RECORDED INFORMATION:
— begin —

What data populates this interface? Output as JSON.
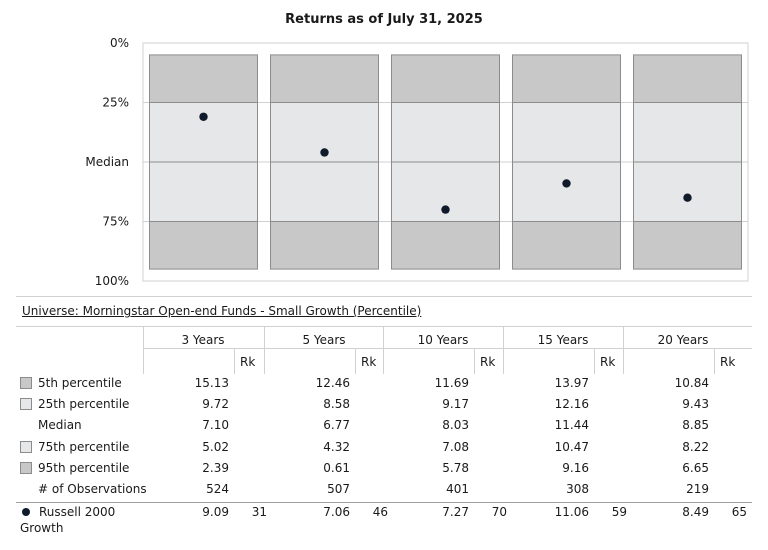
{
  "chart_data": {
    "type": "scatter",
    "title": "Returns as of July 31, 2025",
    "y_axis_ticks": [
      "0%",
      "25%",
      "Median",
      "75%",
      "100%"
    ],
    "y_axis_tick_values": [
      0,
      25,
      50,
      75,
      100
    ],
    "ylim": [
      0,
      100
    ],
    "y_inverted": true,
    "categories": [
      "3 Years",
      "5 Years",
      "10 Years",
      "15 Years",
      "20 Years"
    ],
    "bands": [
      {
        "from": 5,
        "to": 25,
        "color": "#c8c8c8"
      },
      {
        "from": 25,
        "to": 75,
        "color": "#e6e7e9"
      },
      {
        "from": 75,
        "to": 95,
        "color": "#c8c8c8"
      }
    ],
    "series": [
      {
        "name": "Russell 2000 Growth",
        "color": "#0f1a2a",
        "values": [
          31,
          46,
          70,
          59,
          65
        ]
      }
    ],
    "grid": true
  },
  "table": {
    "universe_title": "Universe: Morningstar Open-end Funds - Small Growth (Percentile)",
    "periods": [
      "3 Years",
      "5 Years",
      "10 Years",
      "15 Years",
      "20 Years"
    ],
    "rank_header": "Rk",
    "rows": [
      {
        "label": "5th percentile",
        "swatch": "dark",
        "values": [
          "15.13",
          "12.46",
          "11.69",
          "13.97",
          "10.84"
        ]
      },
      {
        "label": "25th percentile",
        "swatch": "light",
        "values": [
          "9.72",
          "8.58",
          "9.17",
          "12.16",
          "9.43"
        ]
      },
      {
        "label": "Median",
        "swatch": "none",
        "values": [
          "7.10",
          "6.77",
          "8.03",
          "11.44",
          "8.85"
        ]
      },
      {
        "label": "75th percentile",
        "swatch": "light",
        "values": [
          "5.02",
          "4.32",
          "7.08",
          "10.47",
          "8.22"
        ]
      },
      {
        "label": "95th percentile",
        "swatch": "dark",
        "values": [
          "2.39",
          "0.61",
          "5.78",
          "9.16",
          "6.65"
        ]
      },
      {
        "label": "# of Observations",
        "swatch": "none",
        "values": [
          "524",
          "507",
          "401",
          "308",
          "219"
        ]
      }
    ],
    "benchmark": {
      "label_line1": "Russell 2000",
      "label_line2": "Growth",
      "values": [
        "9.09",
        "7.06",
        "7.27",
        "11.06",
        "8.49"
      ],
      "ranks": [
        "31",
        "46",
        "70",
        "59",
        "65"
      ]
    }
  }
}
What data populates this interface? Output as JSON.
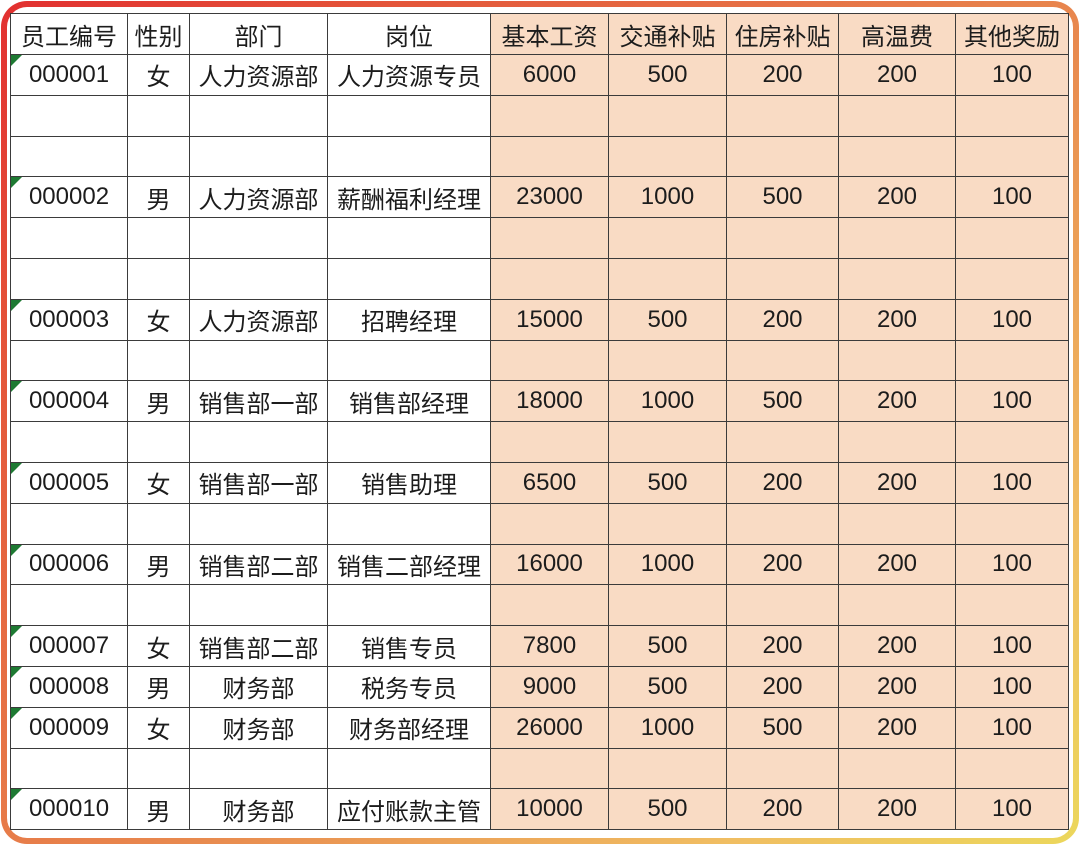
{
  "colors": {
    "cell_fill_peach": "#f9dbc4",
    "grid_line": "#3b3b3b",
    "text": "#1c1c1c",
    "indicator_green": "#1e7a33",
    "frame_gradient_start": "#e23030",
    "frame_gradient_mid": "#e8884e",
    "frame_gradient_end": "#ecd75c"
  },
  "table": {
    "columns": [
      {
        "key": "employee-id",
        "label": "员工编号"
      },
      {
        "key": "gender",
        "label": "性别"
      },
      {
        "key": "department",
        "label": "部门"
      },
      {
        "key": "position",
        "label": "岗位"
      },
      {
        "key": "base-salary",
        "label": "基本工资"
      },
      {
        "key": "transport-allowance",
        "label": "交通补贴"
      },
      {
        "key": "housing-allowance",
        "label": "住房补贴"
      },
      {
        "key": "heat-subsidy",
        "label": "高温费"
      },
      {
        "key": "other-bonus",
        "label": "其他奖励"
      }
    ],
    "rows": [
      {
        "indicator": true,
        "cells": [
          "000001",
          "女",
          "人力资源部",
          "人力资源专员",
          "6000",
          "500",
          "200",
          "200",
          "100"
        ]
      },
      {
        "indicator": false,
        "cells": [
          "",
          "",
          "",
          "",
          "",
          "",
          "",
          "",
          ""
        ]
      },
      {
        "indicator": false,
        "cells": [
          "",
          "",
          "",
          "",
          "",
          "",
          "",
          "",
          ""
        ]
      },
      {
        "indicator": true,
        "cells": [
          "000002",
          "男",
          "人力资源部",
          "薪酬福利经理",
          "23000",
          "1000",
          "500",
          "200",
          "100"
        ]
      },
      {
        "indicator": false,
        "cells": [
          "",
          "",
          "",
          "",
          "",
          "",
          "",
          "",
          ""
        ]
      },
      {
        "indicator": false,
        "cells": [
          "",
          "",
          "",
          "",
          "",
          "",
          "",
          "",
          ""
        ]
      },
      {
        "indicator": true,
        "cells": [
          "000003",
          "女",
          "人力资源部",
          "招聘经理",
          "15000",
          "500",
          "200",
          "200",
          "100"
        ]
      },
      {
        "indicator": false,
        "cells": [
          "",
          "",
          "",
          "",
          "",
          "",
          "",
          "",
          ""
        ]
      },
      {
        "indicator": true,
        "cells": [
          "000004",
          "男",
          "销售部一部",
          "销售部经理",
          "18000",
          "1000",
          "500",
          "200",
          "100"
        ]
      },
      {
        "indicator": false,
        "cells": [
          "",
          "",
          "",
          "",
          "",
          "",
          "",
          "",
          ""
        ]
      },
      {
        "indicator": true,
        "cells": [
          "000005",
          "女",
          "销售部一部",
          "销售助理",
          "6500",
          "500",
          "200",
          "200",
          "100"
        ]
      },
      {
        "indicator": false,
        "cells": [
          "",
          "",
          "",
          "",
          "",
          "",
          "",
          "",
          ""
        ]
      },
      {
        "indicator": true,
        "cells": [
          "000006",
          "男",
          "销售部二部",
          "销售二部经理",
          "16000",
          "1000",
          "200",
          "200",
          "100"
        ]
      },
      {
        "indicator": false,
        "cells": [
          "",
          "",
          "",
          "",
          "",
          "",
          "",
          "",
          ""
        ]
      },
      {
        "indicator": true,
        "cells": [
          "000007",
          "女",
          "销售部二部",
          "销售专员",
          "7800",
          "500",
          "200",
          "200",
          "100"
        ]
      },
      {
        "indicator": true,
        "cells": [
          "000008",
          "男",
          "财务部",
          "税务专员",
          "9000",
          "500",
          "200",
          "200",
          "100"
        ]
      },
      {
        "indicator": true,
        "cells": [
          "000009",
          "女",
          "财务部",
          "财务部经理",
          "26000",
          "1000",
          "500",
          "200",
          "100"
        ]
      },
      {
        "indicator": false,
        "cells": [
          "",
          "",
          "",
          "",
          "",
          "",
          "",
          "",
          ""
        ]
      },
      {
        "indicator": true,
        "cells": [
          "000010",
          "男",
          "财务部",
          "应付账款主管",
          "10000",
          "500",
          "200",
          "200",
          "100"
        ]
      }
    ]
  }
}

— end —

TASK DETAILS:
Transcribe the full listing above exactly as it stands, minus the pictures.

TASK RESULT:
What data populates this interface? Output as JSON.
{
  "chart_data": {
    "type": "scatter",
    "title": "Returns as of July 31, 2025",
    "y_axis_ticks": [
      "0%",
      "25%",
      "Median",
      "75%",
      "100%"
    ],
    "y_axis_tick_values": [
      0,
      25,
      50,
      75,
      100
    ],
    "ylim": [
      0,
      100
    ],
    "y_inverted": true,
    "categories": [
      "3 Years",
      "5 Years",
      "10 Years",
      "15 Years",
      "20 Years"
    ],
    "bands": [
      {
        "from": 5,
        "to": 25,
        "color": "#c8c8c8"
      },
      {
        "from": 25,
        "to": 75,
        "color": "#e6e7e9"
      },
      {
        "from": 75,
        "to": 95,
        "color": "#c8c8c8"
      }
    ],
    "series": [
      {
        "name": "Russell 2000 Growth",
        "color": "#0f1a2a",
        "values": [
          31,
          46,
          70,
          59,
          65
        ]
      }
    ],
    "grid": true
  },
  "table": {
    "universe_title": "Universe: Morningstar Open-end Funds - Small Growth (Percentile)",
    "periods": [
      "3 Years",
      "5 Years",
      "10 Years",
      "15 Years",
      "20 Years"
    ],
    "rank_header": "Rk",
    "rows": [
      {
        "label": "5th percentile",
        "swatch": "dark",
        "values": [
          "15.13",
          "12.46",
          "11.69",
          "13.97",
          "10.84"
        ]
      },
      {
        "label": "25th percentile",
        "swatch": "light",
        "values": [
          "9.72",
          "8.58",
          "9.17",
          "12.16",
          "9.43"
        ]
      },
      {
        "label": "Median",
        "swatch": "none",
        "values": [
          "7.10",
          "6.77",
          "8.03",
          "11.44",
          "8.85"
        ]
      },
      {
        "label": "75th percentile",
        "swatch": "light",
        "values": [
          "5.02",
          "4.32",
          "7.08",
          "10.47",
          "8.22"
        ]
      },
      {
        "label": "95th percentile",
        "swatch": "dark",
        "values": [
          "2.39",
          "0.61",
          "5.78",
          "9.16",
          "6.65"
        ]
      },
      {
        "label": "# of Observations",
        "swatch": "none",
        "values": [
          "524",
          "507",
          "401",
          "308",
          "219"
        ]
      }
    ],
    "benchmark": {
      "label_line1": "Russell 2000",
      "label_line2": "Growth",
      "values": [
        "9.09",
        "7.06",
        "7.27",
        "11.06",
        "8.49"
      ],
      "ranks": [
        "31",
        "46",
        "70",
        "59",
        "65"
      ]
    }
  }
}
What data populates this interface? Output as JSON.
{
  "colors": {
    "cell_fill_peach": "#f9dbc4",
    "grid_line": "#3b3b3b",
    "text": "#1c1c1c",
    "indicator_green": "#1e7a33",
    "frame_gradient_start": "#e23030",
    "frame_gradient_mid": "#e8884e",
    "frame_gradient_end": "#ecd75c"
  },
  "table": {
    "columns": [
      {
        "key": "employee-id",
        "label": "员工编号"
      },
      {
        "key": "gender",
        "label": "性别"
      },
      {
        "key": "department",
        "label": "部门"
      },
      {
        "key": "position",
        "label": "岗位"
      },
      {
        "key": "base-salary",
        "label": "基本工资"
      },
      {
        "key": "transport-allowance",
        "label": "交通补贴"
      },
      {
        "key": "housing-allowance",
        "label": "住房补贴"
      },
      {
        "key": "heat-subsidy",
        "label": "高温费"
      },
      {
        "key": "other-bonus",
        "label": "其他奖励"
      }
    ],
    "rows": [
      {
        "indicator": true,
        "cells": [
          "000001",
          "女",
          "人力资源部",
          "人力资源专员",
          "6000",
          "500",
          "200",
          "200",
          "100"
        ]
      },
      {
        "indicator": false,
        "cells": [
          "",
          "",
          "",
          "",
          "",
          "",
          "",
          "",
          ""
        ]
      },
      {
        "indicator": false,
        "cells": [
          "",
          "",
          "",
          "",
          "",
          "",
          "",
          "",
          ""
        ]
      },
      {
        "indicator": true,
        "cells": [
          "000002",
          "男",
          "人力资源部",
          "薪酬福利经理",
          "23000",
          "1000",
          "500",
          "200",
          "100"
        ]
      },
      {
        "indicator": false,
        "cells": [
          "",
          "",
          "",
          "",
          "",
          "",
          "",
          "",
          ""
        ]
      },
      {
        "indicator": false,
        "cells": [
          "",
          "",
          "",
          "",
          "",
          "",
          "",
          "",
          ""
        ]
      },
      {
        "indicator": true,
        "cells": [
          "000003",
          "女",
          "人力资源部",
          "招聘经理",
          "15000",
          "500",
          "200",
          "200",
          "100"
        ]
      },
      {
        "indicator": false,
        "cells": [
          "",
          "",
          "",
          "",
          "",
          "",
          "",
          "",
          ""
        ]
      },
      {
        "indicator": true,
        "cells": [
          "000004",
          "男",
          "销售部一部",
          "销售部经理",
          "18000",
          "1000",
          "500",
          "200",
          "100"
        ]
      },
      {
        "indicator": false,
        "cells": [
          "",
          "",
          "",
          "",
          "",
          "",
          "",
          "",
          ""
        ]
      },
      {
        "indicator": true,
        "cells": [
          "000005",
          "女",
          "销售部一部",
          "销售助理",
          "6500",
          "500",
          "200",
          "200",
          "100"
        ]
      },
      {
        "indicator": false,
        "cells": [
          "",
          "",
          "",
          "",
          "",
          "",
          "",
          "",
          ""
        ]
      },
      {
        "indicator": true,
        "cells": [
          "000006",
          "男",
          "销售部二部",
          "销售二部经理",
          "16000",
          "1000",
          "200",
          "200",
          "100"
        ]
      },
      {
        "indicator": false,
        "cells": [
          "",
          "",
          "",
          "",
          "",
          "",
          "",
          "",
          ""
        ]
      },
      {
        "indicator": true,
        "cells": [
          "000007",
          "女",
          "销售部二部",
          "销售专员",
          "7800",
          "500",
          "200",
          "200",
          "100"
        ]
      },
      {
        "indicator": true,
        "cells": [
          "000008",
          "男",
          "财务部",
          "税务专员",
          "9000",
          "500",
          "200",
          "200",
          "100"
        ]
      },
      {
        "indicator": true,
        "cells": [
          "000009",
          "女",
          "财务部",
          "财务部经理",
          "26000",
          "1000",
          "500",
          "200",
          "100"
        ]
      },
      {
        "indicator": false,
        "cells": [
          "",
          "",
          "",
          "",
          "",
          "",
          "",
          "",
          ""
        ]
      },
      {
        "indicator": true,
        "cells": [
          "000010",
          "男",
          "财务部",
          "应付账款主管",
          "10000",
          "500",
          "200",
          "200",
          "100"
        ]
      }
    ]
  }
}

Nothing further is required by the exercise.